Task to carry out:
Single out the lines that include the word "高电平有效". Copy them.

** begin Material shown **

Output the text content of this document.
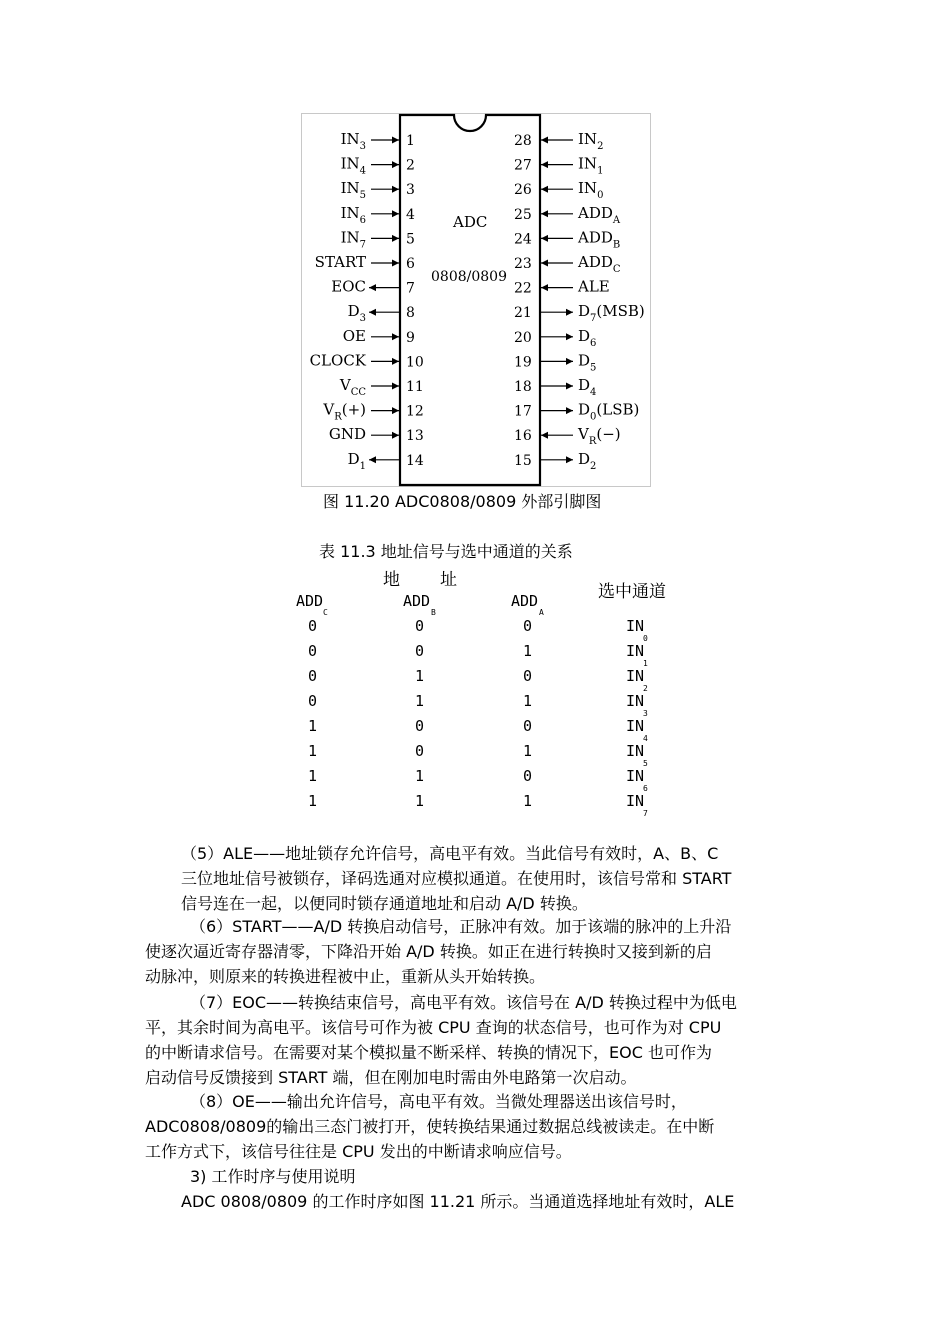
ADC
0808/0809
1
$IN_3$
2
$IN_4$
3
$IN_5$
4
$IN_6$
5
$IN_7$
6
START
7
EOC
8
$D_3$
9
OE
10
CLOCK
11
$V_{CC}$
12
$V_R(+)$
13
GND
14
$D_1$
28	$IN_2$
27	$IN_1$
26	$IN_0$
25	$ADD_A$
24	$ADD_B$
23	$ADD_C$
22	ALE
21	$D_7(MSB)$
20	$D_6$
19	$D_5$
18	$D_4$
17	$D_0(LSB)$
16	$V_R(-)$
15	$D_2$
图 11.20 ADC0808/0809 外部引脚图
表 11.3 地址信号与选中通道的关系
地 址
选中通道
ADD
C
ADD
B
ADD
A
0	0	0	IN
0
0	0	1	IN
1
0	1	0	IN
2
0	1	1	IN
3
1	0	0	IN
4
1	0	1	IN
5
1	1	0	IN
6
1	1	1	IN
7
（5）ALE——地址锁存允许信号，高电平有效。当此信号有效时，A、B、C
三位地址信号被锁存，译码选通对应模拟通道。在使用时，该信号常和 START
信号连在一起，以便同时锁存通道地址和启动 A/D 转换。
（6）START——A/D 转换启动信号，正脉冲有效。加于该端的脉冲的上升沿
使逐次逼近寄存器清零，下降沿开始 A/D 转换。如正在进行转换时又接到新的启
动脉冲，则原来的转换进程被中止，重新从头开始转换。
（7）EOC——转换结束信号，高电平有效。该信号在 A/D 转换过程中为低电
平，其余时间为高电平。该信号可作为被 CPU 查询的状态信号，也可作为对 CPU
的中断请求信号。在需要对某个模拟量不断采样、转换的情况下，EOC 也可作为
启动信号反馈接到 START 端，但在刚加电时需由外电路第一次启动。
（8）OE——输出允许信号，高电平有效。当微处理器送出该信号时，
ADC0808/0809的输出三态门被打开，使转换结果通过数据总线被读走。在中断
工作方式下，该信号往往是 CPU 发出的中断请求响应信号。
3) 工作时序与使用说明
ADC 0808/0809 的工作时序如图 11.21 所示。当通道选择地址有效时，ALE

** end Material shown **

Result:
（5）ALE——地址锁存允许信号，高电平有效。当此信号有效时，A、B、C
（7）EOC——转换结束信号，高电平有效。该信号在 A/D 转换过程中为低电
（8）OE——输出允许信号，高电平有效。当微处理器送出该信号时，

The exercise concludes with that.